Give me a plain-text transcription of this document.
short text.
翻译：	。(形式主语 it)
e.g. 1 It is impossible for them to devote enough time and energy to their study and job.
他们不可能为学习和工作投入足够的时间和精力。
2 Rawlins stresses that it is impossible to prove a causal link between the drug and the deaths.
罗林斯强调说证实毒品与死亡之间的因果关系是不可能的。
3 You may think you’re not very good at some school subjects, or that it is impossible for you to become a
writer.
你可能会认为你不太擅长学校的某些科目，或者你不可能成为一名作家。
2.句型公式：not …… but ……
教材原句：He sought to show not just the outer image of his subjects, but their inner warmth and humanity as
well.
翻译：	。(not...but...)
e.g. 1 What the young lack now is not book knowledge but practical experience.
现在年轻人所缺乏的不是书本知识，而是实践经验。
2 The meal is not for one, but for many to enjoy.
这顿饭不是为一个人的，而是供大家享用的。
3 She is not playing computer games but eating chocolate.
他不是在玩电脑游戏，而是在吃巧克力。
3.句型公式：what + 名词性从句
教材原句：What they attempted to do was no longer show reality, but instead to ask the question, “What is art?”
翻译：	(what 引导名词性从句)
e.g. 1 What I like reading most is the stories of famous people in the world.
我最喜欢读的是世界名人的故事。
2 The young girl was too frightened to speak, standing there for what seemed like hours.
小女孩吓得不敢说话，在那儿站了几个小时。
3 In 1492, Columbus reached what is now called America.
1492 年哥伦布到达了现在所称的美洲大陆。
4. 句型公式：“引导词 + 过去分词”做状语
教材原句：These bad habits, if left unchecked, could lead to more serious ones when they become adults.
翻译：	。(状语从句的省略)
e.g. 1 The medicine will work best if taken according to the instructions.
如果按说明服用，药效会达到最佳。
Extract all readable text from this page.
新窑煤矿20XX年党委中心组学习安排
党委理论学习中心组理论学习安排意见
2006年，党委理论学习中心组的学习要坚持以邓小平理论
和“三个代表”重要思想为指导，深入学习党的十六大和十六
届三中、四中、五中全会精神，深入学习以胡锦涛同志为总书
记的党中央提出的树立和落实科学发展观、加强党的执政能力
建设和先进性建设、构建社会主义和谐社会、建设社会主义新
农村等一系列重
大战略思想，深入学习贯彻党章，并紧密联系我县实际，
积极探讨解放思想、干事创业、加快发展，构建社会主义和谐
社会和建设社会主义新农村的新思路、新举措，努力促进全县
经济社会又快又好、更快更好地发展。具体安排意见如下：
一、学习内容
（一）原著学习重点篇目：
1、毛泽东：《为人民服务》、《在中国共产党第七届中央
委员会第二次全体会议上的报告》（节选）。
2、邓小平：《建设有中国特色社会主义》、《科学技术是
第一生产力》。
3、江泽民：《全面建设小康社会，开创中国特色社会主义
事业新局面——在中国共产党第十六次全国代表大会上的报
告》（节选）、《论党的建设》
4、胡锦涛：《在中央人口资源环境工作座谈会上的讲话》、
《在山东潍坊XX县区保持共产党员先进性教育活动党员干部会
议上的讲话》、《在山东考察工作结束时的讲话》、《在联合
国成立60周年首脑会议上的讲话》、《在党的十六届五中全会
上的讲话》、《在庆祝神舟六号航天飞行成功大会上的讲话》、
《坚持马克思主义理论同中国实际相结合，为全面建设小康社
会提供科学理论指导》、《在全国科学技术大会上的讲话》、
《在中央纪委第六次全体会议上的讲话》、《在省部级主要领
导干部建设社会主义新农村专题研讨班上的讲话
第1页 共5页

...

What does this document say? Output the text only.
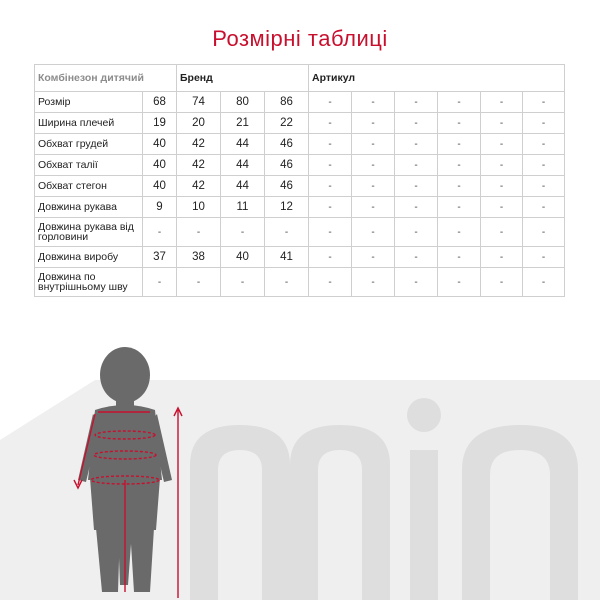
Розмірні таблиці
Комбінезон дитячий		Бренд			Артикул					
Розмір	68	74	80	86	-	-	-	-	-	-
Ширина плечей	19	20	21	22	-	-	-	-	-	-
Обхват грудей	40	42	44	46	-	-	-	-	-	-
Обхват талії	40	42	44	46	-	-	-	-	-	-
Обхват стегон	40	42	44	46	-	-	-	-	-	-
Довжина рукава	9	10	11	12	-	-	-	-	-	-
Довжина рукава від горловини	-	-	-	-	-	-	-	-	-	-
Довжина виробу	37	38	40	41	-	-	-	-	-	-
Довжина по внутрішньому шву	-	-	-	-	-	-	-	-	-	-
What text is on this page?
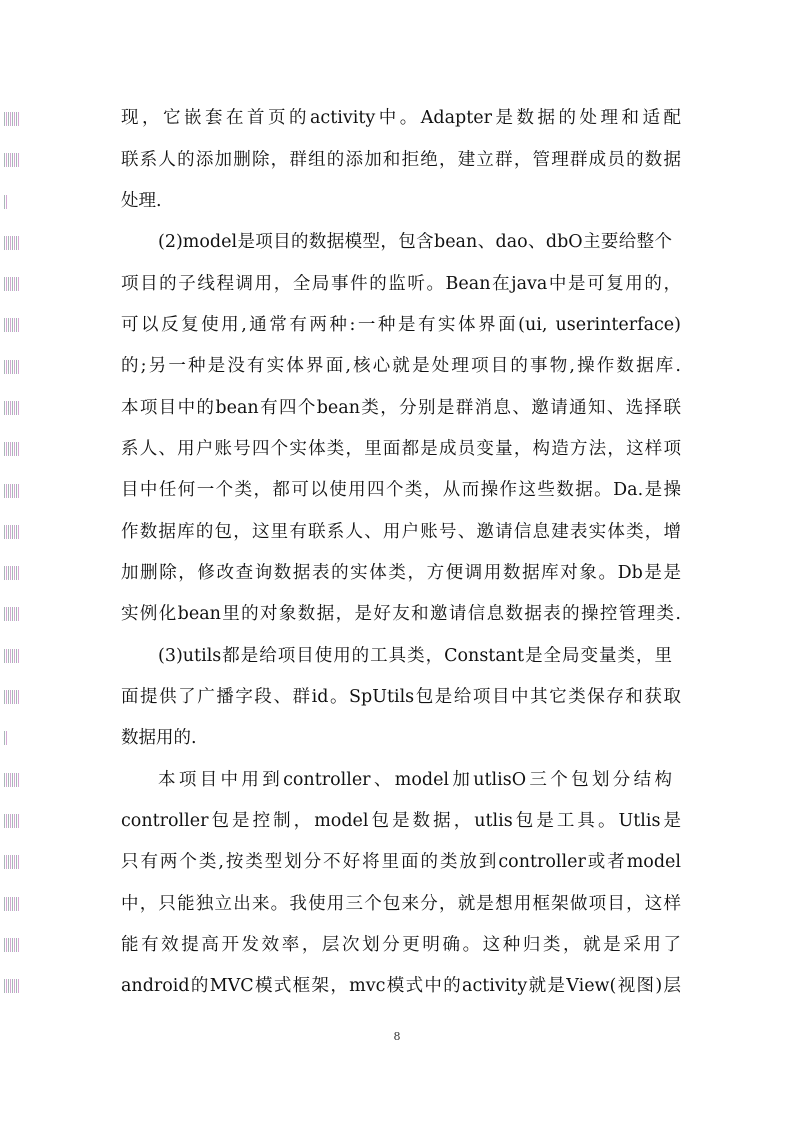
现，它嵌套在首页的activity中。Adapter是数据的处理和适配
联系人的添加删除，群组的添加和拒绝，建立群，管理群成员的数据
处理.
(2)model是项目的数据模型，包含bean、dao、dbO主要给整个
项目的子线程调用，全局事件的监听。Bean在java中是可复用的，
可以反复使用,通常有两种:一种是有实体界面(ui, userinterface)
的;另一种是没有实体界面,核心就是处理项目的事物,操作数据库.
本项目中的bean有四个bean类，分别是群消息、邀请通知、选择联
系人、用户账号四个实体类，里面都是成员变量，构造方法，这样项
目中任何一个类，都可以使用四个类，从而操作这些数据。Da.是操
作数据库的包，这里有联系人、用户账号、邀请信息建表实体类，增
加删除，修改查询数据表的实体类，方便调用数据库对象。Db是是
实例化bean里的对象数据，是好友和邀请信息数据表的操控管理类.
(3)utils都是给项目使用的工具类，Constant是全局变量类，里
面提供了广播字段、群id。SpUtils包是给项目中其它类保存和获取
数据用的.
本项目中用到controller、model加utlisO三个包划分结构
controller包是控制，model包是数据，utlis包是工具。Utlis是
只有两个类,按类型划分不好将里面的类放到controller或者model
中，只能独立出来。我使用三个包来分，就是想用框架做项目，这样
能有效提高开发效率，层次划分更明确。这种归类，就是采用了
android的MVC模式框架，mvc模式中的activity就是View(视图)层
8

_PROBLEM REQUIREMENTS_.
Using the material above, gather every line that includes "教材原句".

_TASK RESPONSE_.
教材原句：He sought to show not just the outer image of his subjects, but their inner warmth and humanity as
教材原句：What they attempted to do was no longer show reality, but instead to ask the question, “What is art?”
教材原句：These bad habits, if left unchecked, could lead to more serious ones when they become adults.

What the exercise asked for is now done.